[Supplied passage]:
--------------------

\documentclass[10pt]{article}

%\VignetteEngine{knitr::knitr}
%\VignetteIndexEntry{lfa Package}

\usepackage{tikz}
\usepackage{float}
\usepackage{gensymb}
\usepackage{times}
\usepackage{graphicx}
\usepackage{url}
\usepackage{fullpage}
\usepackage{float}
\usepackage{amsmath}
\usepackage{amsthm}
\usepackage{bm}
\usepackage{bbm}
\usepackage{enumerate}
\usepackage[font=small,format=plain,labelfont=bf,up,textfont=up]{caption}
\usepackage{hyperref}
\usepackage{subfig}

\title{Logistic Factor Analysis Vignette}
\author{Wei Hao, Minsun Song, John D. Storey}
\date{\today}

\begin{document}
\maketitle

\section{Introduction}

Logistic Factor Analysis (LFA)~\cite{Hao2013}. Briefly, LFA fits a latent
variable model on categorical (i.e. SNP genotypes coded as 0, 1, and 2) data by
modelling the logit transformed binomial parameters in terms of latent
variables. The resulting ``logistic factors'' are analagous to principal
components, but fit into a convenient likelihood based model. As a result, the
logistic factors can power a number of other analyses.

--------------------

Continue the logistic factor analysis vignette from its last sentence.

--------------------

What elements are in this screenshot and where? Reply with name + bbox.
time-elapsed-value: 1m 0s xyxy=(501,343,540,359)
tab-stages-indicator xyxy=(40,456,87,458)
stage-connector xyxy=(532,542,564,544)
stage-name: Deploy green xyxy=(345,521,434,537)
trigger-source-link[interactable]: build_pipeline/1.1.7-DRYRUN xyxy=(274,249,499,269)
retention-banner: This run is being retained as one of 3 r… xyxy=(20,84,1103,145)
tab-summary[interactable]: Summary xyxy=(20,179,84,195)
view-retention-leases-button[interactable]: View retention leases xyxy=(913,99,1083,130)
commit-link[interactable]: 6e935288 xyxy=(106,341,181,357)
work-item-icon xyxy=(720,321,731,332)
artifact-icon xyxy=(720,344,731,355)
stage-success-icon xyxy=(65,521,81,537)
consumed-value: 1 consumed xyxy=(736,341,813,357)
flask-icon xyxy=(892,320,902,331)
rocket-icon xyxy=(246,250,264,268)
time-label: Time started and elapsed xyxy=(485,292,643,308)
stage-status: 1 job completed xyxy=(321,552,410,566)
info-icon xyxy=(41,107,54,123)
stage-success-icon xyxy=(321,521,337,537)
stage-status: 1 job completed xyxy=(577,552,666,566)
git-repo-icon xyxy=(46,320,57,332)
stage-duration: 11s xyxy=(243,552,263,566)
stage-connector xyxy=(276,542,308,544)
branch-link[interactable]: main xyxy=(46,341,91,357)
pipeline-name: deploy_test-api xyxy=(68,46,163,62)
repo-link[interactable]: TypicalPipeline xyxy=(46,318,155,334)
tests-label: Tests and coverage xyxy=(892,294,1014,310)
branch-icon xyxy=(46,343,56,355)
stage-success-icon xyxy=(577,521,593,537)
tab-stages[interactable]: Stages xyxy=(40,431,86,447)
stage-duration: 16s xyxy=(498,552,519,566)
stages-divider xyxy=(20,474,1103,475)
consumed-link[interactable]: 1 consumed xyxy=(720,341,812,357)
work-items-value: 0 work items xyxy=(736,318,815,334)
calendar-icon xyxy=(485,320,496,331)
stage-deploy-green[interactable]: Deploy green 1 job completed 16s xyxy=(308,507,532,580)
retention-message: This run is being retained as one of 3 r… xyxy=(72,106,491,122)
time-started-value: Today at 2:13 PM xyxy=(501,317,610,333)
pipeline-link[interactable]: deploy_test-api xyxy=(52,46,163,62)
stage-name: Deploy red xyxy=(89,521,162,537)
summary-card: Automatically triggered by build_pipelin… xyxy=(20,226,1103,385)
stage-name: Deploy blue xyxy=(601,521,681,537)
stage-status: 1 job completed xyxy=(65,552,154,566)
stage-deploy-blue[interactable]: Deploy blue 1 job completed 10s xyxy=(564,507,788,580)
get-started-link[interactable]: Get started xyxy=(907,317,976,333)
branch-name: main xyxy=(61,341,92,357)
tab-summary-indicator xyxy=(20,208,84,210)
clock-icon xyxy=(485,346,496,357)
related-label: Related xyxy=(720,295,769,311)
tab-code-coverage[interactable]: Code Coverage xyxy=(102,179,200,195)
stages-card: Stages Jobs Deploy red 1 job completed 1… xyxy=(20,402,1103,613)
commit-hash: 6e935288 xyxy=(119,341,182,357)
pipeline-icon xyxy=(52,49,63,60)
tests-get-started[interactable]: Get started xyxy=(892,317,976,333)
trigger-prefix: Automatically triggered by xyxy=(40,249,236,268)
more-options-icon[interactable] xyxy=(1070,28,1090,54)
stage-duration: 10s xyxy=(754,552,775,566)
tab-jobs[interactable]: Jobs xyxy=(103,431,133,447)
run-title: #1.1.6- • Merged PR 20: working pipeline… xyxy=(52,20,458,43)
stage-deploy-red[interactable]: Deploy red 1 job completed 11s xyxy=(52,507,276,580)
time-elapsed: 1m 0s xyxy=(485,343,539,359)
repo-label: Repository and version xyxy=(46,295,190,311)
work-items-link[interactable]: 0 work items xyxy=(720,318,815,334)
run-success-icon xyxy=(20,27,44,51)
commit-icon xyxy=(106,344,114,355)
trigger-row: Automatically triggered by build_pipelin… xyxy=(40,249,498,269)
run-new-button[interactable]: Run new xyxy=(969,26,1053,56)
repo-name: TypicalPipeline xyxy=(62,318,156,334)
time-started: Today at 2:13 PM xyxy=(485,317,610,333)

--------------------

[Exercise output]:
\section{Sample usage}

We include a sample real dataset with the package as the variable 
\texttt{hgdp\_subset}---a small subset of the HGDP genotypes. The row 
names are the rsids for the SNPs and the column names are coarse 
geographical labels for the individuals.

<<preamble>>=
library(lfa)
dim(hgdp_subset)
@

\subsection{\texttt{lfa}}

The \texttt{lfa} function has two required arguments. The first is the 
genotype matrix, and the second is the number of logistic factors 
including the intercept.

<<lfa>>=
LF = lfa(hgdp_subset, 4)
dim(LF)
head(LF)
@

We can plot the first two logistic factors and color by geographical 
information:

<<lfa_plot, fig.width=5, fig.height=4.5>>=
dat = data.frame(LF[,1], LF[,2], colnames(hgdp_subset))
colnames(dat) = c("LF1", "LF2", "geo")
library(ggplot2)
ggplot(dat, aes(LF1, LF2, color=geo)) + geom_point() + theme_bw() +
  coord_fixed(ratio=(max(dat[,1])-min(dat[,1]))/(max(dat[,2])-min(dat[,2])))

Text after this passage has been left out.